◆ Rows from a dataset
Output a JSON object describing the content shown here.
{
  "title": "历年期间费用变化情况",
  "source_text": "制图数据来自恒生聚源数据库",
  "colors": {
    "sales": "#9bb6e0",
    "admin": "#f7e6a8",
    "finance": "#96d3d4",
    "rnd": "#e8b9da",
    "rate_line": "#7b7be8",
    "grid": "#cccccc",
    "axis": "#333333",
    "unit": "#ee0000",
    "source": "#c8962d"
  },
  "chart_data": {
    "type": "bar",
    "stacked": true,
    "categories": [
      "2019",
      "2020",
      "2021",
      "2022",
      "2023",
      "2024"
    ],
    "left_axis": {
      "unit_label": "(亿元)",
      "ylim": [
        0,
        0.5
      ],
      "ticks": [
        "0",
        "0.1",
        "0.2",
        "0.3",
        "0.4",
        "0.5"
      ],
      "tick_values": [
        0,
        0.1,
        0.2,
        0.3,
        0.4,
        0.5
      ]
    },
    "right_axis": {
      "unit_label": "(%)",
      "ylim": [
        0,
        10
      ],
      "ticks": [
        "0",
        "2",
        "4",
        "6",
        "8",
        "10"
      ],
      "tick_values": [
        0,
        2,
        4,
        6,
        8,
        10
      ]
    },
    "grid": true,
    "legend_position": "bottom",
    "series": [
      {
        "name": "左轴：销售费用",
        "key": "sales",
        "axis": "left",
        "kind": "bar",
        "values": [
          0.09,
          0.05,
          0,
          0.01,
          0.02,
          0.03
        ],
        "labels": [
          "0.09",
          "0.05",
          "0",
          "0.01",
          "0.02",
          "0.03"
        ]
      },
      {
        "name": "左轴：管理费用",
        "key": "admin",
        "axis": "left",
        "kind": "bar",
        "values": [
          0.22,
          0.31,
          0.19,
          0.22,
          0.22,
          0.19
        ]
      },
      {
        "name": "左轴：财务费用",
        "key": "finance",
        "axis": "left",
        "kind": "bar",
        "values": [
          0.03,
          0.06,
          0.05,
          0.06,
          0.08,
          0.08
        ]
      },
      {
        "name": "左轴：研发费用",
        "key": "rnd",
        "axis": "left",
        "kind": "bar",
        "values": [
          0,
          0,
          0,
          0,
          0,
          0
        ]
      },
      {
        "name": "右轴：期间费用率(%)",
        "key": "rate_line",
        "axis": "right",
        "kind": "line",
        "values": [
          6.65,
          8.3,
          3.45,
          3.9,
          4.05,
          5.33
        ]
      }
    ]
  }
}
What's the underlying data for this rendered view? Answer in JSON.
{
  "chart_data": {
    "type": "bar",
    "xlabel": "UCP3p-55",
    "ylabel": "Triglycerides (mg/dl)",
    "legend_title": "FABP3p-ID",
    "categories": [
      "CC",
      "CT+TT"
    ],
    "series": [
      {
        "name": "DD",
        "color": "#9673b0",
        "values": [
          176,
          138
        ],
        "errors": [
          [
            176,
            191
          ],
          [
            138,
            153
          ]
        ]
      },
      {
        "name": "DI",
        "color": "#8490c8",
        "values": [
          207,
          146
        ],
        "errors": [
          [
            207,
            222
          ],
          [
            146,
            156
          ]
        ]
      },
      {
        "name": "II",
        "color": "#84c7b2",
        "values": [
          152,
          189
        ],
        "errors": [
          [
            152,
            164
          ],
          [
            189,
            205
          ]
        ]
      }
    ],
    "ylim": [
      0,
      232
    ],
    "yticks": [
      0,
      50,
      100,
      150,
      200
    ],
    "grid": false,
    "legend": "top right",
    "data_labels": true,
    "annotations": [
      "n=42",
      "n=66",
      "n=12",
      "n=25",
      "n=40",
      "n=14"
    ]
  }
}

◆ CHALLENGE
Everything from the line containing "What's the underlying" through the final line of the listing, inclusive, must be reproduced exactly; leave out the rest.

◆ RESPONSE FOR THIS EXERCISE
What's the underlying data for this rendered view? Answer in JSON.
{
  "chart_data": {
    "type": "bar",
    "xlabel": "UCP3p-55",
    "ylabel": "Triglycerides (mg/dl)",
    "legend_title": "FABP3p-ID",
    "categories": [
      "CC",
      "CT+TT"
    ],
    "series": [
      {
        "name": "DD",
        "color": "#9673b0",
        "values": [
          176,
          138
        ],
        "errors": [
          [
            176,
            191
          ],
          [
            138,
            153
          ]
        ]
      },
      {
        "name": "DI",
        "color": "#8490c8",
        "values": [
          207,
          146
        ],
        "errors": [
          [
            207,
            222
          ],
          [
            146,
            156
          ]
        ]
      },
      {
        "name": "II",
        "color": "#84c7b2",
        "values": [
          152,
          189
        ],
        "errors": [
          [
            152,
            164
          ],
          [
            189,
            205
          ]
        ]
      }
    ],
    "ylim": [
      0,
      232
    ],
    "yticks": [
      0,
      50,
      100,
      150,
      200
    ],
    "grid": false,
    "legend": "top right",
    "data_labels": true,
    "annotations": [
      "n=42",
      "n=66",
      "n=12",
      "n=25",
      "n=40",
      "n=14"
    ]
  }
}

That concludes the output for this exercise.